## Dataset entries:
%%
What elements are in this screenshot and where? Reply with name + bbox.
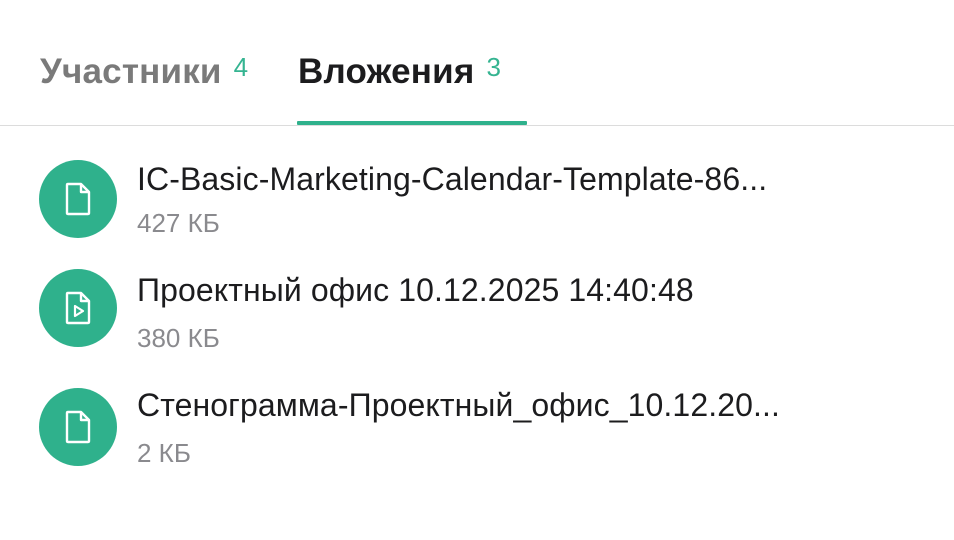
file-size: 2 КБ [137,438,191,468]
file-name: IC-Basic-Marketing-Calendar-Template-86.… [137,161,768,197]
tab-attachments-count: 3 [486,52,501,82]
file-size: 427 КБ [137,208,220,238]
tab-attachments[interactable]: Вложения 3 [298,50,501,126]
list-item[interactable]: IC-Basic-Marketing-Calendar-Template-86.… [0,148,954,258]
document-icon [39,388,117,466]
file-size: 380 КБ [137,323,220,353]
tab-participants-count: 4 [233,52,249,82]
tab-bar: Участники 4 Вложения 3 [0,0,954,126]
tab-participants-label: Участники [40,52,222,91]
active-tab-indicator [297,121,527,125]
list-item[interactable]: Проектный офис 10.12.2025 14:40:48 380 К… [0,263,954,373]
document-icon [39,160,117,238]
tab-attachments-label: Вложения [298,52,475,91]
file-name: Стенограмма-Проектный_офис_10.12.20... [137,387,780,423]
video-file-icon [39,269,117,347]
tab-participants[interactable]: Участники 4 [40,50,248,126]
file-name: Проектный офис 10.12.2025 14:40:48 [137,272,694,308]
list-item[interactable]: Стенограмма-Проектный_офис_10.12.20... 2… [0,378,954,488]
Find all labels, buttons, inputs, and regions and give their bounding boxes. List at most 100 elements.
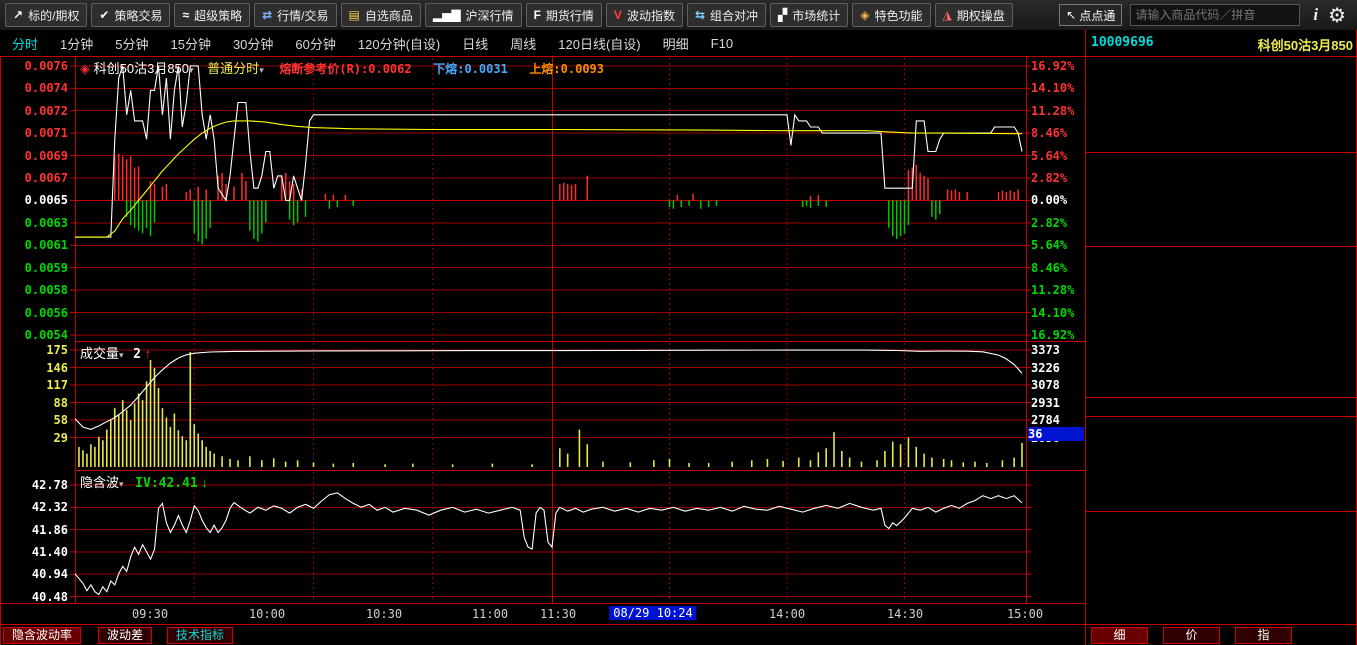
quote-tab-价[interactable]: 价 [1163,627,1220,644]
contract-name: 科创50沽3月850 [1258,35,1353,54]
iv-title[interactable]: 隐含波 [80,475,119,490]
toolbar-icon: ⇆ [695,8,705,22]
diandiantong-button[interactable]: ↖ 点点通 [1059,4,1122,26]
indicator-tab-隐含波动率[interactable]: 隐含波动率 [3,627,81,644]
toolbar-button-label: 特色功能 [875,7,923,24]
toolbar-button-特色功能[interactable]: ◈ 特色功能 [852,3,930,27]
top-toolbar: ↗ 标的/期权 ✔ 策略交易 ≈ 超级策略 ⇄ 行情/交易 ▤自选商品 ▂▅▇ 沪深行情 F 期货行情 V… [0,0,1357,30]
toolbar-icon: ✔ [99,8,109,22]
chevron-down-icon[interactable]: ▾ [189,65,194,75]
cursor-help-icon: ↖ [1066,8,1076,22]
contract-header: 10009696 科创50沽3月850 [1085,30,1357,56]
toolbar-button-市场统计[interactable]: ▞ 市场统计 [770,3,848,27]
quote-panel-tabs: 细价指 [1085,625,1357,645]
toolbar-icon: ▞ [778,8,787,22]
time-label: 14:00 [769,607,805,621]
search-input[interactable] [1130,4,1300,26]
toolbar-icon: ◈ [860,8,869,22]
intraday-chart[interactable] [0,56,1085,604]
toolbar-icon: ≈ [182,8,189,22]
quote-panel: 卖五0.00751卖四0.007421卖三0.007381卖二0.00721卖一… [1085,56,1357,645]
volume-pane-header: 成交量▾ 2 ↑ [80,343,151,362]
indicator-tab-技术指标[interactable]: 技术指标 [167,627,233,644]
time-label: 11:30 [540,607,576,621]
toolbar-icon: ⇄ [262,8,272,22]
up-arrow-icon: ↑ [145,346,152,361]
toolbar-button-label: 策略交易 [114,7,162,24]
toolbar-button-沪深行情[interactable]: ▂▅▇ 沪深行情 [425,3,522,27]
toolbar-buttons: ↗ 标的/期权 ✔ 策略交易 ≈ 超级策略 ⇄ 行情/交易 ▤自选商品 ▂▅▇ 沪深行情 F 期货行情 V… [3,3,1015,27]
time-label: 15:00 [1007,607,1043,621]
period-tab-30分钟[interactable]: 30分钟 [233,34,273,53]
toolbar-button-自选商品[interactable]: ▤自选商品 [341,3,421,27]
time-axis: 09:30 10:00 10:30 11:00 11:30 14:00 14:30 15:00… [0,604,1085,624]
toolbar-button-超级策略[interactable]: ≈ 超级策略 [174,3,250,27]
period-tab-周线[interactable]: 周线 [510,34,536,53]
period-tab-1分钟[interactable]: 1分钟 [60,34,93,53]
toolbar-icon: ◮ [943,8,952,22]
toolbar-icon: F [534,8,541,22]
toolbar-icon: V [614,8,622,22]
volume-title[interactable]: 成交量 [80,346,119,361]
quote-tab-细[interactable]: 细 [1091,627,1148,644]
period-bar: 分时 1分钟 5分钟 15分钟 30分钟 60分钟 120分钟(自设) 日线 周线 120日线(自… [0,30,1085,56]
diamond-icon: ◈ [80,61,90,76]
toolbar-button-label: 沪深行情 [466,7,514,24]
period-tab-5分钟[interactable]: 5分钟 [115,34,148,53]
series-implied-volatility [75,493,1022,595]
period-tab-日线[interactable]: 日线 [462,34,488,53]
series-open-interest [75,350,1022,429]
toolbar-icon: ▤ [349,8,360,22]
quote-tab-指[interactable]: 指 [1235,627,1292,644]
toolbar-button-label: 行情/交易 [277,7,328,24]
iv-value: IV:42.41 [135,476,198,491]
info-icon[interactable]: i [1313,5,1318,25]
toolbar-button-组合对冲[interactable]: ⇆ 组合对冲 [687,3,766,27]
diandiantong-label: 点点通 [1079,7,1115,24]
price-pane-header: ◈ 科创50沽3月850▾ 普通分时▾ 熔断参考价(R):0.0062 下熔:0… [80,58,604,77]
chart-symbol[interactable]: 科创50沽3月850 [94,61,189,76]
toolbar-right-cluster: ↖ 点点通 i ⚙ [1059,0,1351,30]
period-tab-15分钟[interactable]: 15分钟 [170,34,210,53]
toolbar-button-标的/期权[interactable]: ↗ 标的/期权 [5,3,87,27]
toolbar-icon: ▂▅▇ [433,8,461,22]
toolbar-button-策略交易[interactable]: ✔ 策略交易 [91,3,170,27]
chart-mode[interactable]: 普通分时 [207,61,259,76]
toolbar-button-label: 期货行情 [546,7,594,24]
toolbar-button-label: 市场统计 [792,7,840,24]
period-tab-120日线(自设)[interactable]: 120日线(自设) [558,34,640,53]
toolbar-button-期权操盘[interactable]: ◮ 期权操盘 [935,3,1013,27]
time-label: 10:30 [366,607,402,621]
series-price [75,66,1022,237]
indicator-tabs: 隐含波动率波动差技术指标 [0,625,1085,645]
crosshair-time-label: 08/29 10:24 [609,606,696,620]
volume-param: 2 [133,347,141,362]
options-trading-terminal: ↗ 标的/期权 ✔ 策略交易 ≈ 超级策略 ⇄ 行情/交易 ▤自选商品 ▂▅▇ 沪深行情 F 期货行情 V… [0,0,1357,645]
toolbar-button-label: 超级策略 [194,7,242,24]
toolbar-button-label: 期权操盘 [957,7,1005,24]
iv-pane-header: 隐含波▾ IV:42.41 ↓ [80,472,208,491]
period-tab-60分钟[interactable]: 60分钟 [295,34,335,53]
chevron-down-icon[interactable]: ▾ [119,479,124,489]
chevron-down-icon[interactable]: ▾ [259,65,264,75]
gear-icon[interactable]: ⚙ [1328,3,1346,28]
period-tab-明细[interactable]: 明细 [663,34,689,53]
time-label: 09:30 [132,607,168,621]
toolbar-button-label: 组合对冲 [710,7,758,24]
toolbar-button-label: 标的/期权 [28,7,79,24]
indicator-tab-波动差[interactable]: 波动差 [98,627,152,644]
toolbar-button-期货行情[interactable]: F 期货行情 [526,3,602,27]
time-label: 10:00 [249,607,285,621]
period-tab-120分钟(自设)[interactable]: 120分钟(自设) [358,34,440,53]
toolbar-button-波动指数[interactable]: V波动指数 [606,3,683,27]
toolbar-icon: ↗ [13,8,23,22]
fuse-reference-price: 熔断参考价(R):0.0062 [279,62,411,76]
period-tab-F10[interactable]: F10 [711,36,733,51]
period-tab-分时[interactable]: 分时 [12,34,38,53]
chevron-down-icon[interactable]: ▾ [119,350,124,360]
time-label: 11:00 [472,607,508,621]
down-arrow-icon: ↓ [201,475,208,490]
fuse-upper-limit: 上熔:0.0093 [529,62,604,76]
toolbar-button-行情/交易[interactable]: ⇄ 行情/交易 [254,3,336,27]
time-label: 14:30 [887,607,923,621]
%%
## Short task:
Please copy the part of the entries that opens with the line containing "quote-tab-价[interactable]: 价 [1163,627,1220,644]" and closes with the line containing "top-toolbar: ↗ 标的/期权", including both of those lines.

## Task result:
quote-tab-价[interactable]: 价 [1163,627,1220,644]
contract-name: 科创50沽3月850 [1258,35,1353,54]
iv-title[interactable]: 隐含波 [80,475,119,490]
toolbar-icon: ⇆ [695,8,705,22]
diandiantong-button[interactable]: ↖ 点点通 [1059,4,1122,26]
indicator-tab-隐含波动率[interactable]: 隐含波动率 [3,627,81,644]
toolbar-button-label: 特色功能 [875,7,923,24]
toolbar-button-特色功能[interactable]: ◈ 特色功能 [852,3,930,27]
top-toolbar: ↗ 标的/期权 ✔ 策略交易 ≈ 超级策略 ⇄ 行情/交易 ▤自选商品 ▂▅▇ 沪深行情 F 期货行情 V… [0,0,1357,30]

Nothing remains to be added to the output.